Give back the whole listing exactly as shown.

▬▬▬

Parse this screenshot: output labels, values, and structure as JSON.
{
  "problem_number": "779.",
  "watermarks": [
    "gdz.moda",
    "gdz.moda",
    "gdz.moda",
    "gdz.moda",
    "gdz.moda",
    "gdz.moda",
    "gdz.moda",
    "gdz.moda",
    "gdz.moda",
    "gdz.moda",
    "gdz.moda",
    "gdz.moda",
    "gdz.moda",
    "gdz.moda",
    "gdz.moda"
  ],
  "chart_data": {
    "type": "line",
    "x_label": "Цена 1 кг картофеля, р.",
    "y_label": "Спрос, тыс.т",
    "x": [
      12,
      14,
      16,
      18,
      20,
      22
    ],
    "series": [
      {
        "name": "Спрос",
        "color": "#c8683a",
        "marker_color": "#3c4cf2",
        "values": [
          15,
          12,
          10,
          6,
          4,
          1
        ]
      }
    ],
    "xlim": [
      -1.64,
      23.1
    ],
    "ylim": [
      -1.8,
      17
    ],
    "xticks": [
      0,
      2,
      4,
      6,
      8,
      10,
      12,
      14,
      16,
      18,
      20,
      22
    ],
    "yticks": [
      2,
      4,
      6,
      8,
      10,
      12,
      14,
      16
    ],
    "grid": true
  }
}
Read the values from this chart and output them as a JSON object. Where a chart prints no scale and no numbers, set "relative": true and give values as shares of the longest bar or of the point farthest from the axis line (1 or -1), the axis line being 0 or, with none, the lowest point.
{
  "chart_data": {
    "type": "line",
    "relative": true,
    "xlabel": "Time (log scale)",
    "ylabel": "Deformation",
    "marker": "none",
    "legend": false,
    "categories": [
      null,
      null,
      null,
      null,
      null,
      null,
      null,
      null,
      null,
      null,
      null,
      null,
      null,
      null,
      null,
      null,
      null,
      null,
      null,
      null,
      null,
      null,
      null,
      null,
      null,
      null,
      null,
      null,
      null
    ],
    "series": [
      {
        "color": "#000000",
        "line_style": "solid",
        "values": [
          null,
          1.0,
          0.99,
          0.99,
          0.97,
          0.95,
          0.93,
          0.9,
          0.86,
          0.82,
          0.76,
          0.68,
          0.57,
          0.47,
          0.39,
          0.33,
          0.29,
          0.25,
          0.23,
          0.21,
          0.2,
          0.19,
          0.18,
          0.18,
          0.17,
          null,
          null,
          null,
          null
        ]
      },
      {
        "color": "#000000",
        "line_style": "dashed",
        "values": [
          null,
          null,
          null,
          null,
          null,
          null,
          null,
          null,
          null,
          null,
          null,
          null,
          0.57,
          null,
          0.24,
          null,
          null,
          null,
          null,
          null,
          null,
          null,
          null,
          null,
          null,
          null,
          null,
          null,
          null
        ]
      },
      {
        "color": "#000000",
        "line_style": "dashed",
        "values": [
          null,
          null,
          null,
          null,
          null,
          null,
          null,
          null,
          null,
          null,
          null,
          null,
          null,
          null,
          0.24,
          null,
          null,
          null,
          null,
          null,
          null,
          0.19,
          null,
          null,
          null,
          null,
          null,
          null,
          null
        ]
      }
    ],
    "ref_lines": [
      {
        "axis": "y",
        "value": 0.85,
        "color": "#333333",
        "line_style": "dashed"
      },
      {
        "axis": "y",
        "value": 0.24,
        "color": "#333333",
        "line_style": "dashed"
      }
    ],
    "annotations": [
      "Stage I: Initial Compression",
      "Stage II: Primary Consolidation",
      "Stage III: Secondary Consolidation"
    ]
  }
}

▬▬▬

Written solution
Parse this screenshot: output labels, values, and structure as JSON.
{
  "problem_number": "779.",
  "watermarks": [
    "gdz.moda",
    "gdz.moda",
    "gdz.moda",
    "gdz.moda",
    "gdz.moda",
    "gdz.moda",
    "gdz.moda",
    "gdz.moda",
    "gdz.moda",
    "gdz.moda",
    "gdz.moda",
    "gdz.moda",
    "gdz.moda",
    "gdz.moda",
    "gdz.moda"
  ],
  "chart_data": {
    "type": "line",
    "x_label": "Цена 1 кг картофеля, р.",
    "y_label": "Спрос, тыс.т",
    "x": [
      12,
      14,
      16,
      18,
      20,
      22
    ],
    "series": [
      {
        "name": "Спрос",
        "color": "#c8683a",
        "marker_color": "#3c4cf2",
        "values": [
          15,
          12,
          10,
          6,
          4,
          1
        ]
      }
    ],
    "xlim": [
      -1.64,
      23.1
    ],
    "ylim": [
      -1.8,
      17
    ],
    "xticks": [
      0,
      2,
      4,
      6,
      8,
      10,
      12,
      14,
      16,
      18,
      20,
      22
    ],
    "yticks": [
      2,
      4,
      6,
      8,
      10,
      12,
      14,
      16
    ],
    "grid": true
  }
}
Read the values from this chart and output them as a JSON object. Where a chart prints no scale and no numbers, set "relative": true and give values as shares of the longest bar or of the point farthest from the axis line (1 or -1), the axis line being 0 or, with none, the lowest point.
{
  "chart_data": {
    "type": "line",
    "relative": true,
    "xlabel": "Time (log scale)",
    "ylabel": "Deformation",
    "marker": "none",
    "legend": false,
    "categories": [
      null,
      null,
      null,
      null,
      null,
      null,
      null,
      null,
      null,
      null,
      null,
      null,
      null,
      null,
      null,
      null,
      null,
      null,
      null,
      null,
      null,
      null,
      null,
      null,
      null,
      null,
      null,
      null,
      null
    ],
    "series": [
      {
        "color": "#000000",
        "line_style": "solid",
        "values": [
          null,
          1.0,
          0.99,
          0.99,
          0.97,
          0.95,
          0.93,
          0.9,
          0.86,
          0.82,
          0.76,
          0.68,
          0.57,
          0.47,
          0.39,
          0.33,
          0.29,
          0.25,
          0.23,
          0.21,
          0.2,
          0.19,
          0.18,
          0.18,
          0.17,
          null,
          null,
          null,
          null
        ]
      },
      {
        "color": "#000000",
        "line_style": "dashed",
        "values": [
          null,
          null,
          null,
          null,
          null,
          null,
          null,
          null,
          null,
          null,
          null,
          null,
          0.57,
          null,
          0.24,
          null,
          null,
          null,
          null,
          null,
          null,
          null,
          null,
          null,
          null,
          null,
          null,
          null,
          null
        ]
      },
      {
        "color": "#000000",
        "line_style": "dashed",
        "values": [
          null,
          null,
          null,
          null,
          null,
          null,
          null,
          null,
          null,
          null,
          null,
          null,
          null,
          null,
          0.24,
          null,
          null,
          null,
          null,
          null,
          null,
          0.19,
          null,
          null,
          null,
          null,
          null,
          null,
          null
        ]
      }
    ],
    "ref_lines": [
      {
        "axis": "y",
        "value": 0.85,
        "color": "#333333",
        "line_style": "dashed"
      },
      {
        "axis": "y",
        "value": 0.24,
        "color": "#333333",
        "line_style": "dashed"
      }
    ],
    "annotations": [
      "Stage I: Initial Compression",
      "Stage II: Primary Consolidation",
      "Stage III: Secondary Consolidation"
    ]
  }
}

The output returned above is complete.